▸ **What is expected**:
Select all lines holding the word "image" from the entries that follow.

▸ **Provided information**:
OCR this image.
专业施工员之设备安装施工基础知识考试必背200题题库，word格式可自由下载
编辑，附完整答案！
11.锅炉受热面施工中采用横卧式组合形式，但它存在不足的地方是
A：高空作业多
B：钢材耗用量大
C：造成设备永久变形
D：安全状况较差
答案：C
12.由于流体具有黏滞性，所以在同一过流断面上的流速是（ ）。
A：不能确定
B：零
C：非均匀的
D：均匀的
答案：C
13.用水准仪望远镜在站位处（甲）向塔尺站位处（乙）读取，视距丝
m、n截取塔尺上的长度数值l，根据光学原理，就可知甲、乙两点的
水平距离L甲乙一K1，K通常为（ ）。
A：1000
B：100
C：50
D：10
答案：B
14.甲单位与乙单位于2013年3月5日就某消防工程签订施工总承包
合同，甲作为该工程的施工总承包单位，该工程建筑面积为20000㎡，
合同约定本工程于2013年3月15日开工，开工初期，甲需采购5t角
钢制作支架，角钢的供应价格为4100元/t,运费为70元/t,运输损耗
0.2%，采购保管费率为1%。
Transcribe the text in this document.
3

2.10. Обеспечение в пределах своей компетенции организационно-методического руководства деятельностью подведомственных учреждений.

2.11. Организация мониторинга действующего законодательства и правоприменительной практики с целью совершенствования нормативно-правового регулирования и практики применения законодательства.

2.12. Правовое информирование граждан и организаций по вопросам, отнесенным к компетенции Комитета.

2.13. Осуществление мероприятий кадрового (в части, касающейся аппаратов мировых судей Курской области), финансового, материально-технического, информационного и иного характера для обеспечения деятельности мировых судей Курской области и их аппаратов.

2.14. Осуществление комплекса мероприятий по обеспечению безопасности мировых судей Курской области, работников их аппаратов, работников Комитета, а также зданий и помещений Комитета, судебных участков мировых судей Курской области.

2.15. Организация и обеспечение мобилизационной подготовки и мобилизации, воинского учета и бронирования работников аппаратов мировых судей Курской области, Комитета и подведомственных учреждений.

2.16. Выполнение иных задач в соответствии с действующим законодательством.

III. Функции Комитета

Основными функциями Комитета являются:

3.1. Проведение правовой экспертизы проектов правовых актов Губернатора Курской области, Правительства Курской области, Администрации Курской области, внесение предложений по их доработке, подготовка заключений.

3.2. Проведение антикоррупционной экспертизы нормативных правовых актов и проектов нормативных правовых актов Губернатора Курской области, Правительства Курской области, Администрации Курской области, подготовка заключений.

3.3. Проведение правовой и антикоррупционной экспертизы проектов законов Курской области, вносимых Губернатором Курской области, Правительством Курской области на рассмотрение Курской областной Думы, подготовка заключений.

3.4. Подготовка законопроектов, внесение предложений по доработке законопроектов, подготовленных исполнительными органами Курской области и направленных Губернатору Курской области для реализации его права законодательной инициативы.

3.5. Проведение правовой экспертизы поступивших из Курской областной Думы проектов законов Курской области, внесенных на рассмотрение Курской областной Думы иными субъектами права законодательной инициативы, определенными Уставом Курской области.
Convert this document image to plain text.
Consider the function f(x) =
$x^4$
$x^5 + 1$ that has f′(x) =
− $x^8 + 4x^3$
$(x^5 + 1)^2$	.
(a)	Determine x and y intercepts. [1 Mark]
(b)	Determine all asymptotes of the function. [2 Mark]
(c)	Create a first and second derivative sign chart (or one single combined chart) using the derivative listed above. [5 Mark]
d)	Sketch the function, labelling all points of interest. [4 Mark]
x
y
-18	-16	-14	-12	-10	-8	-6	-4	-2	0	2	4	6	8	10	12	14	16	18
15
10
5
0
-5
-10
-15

▸ **Correct output**:
OCR this image.
Convert this document image to plain text.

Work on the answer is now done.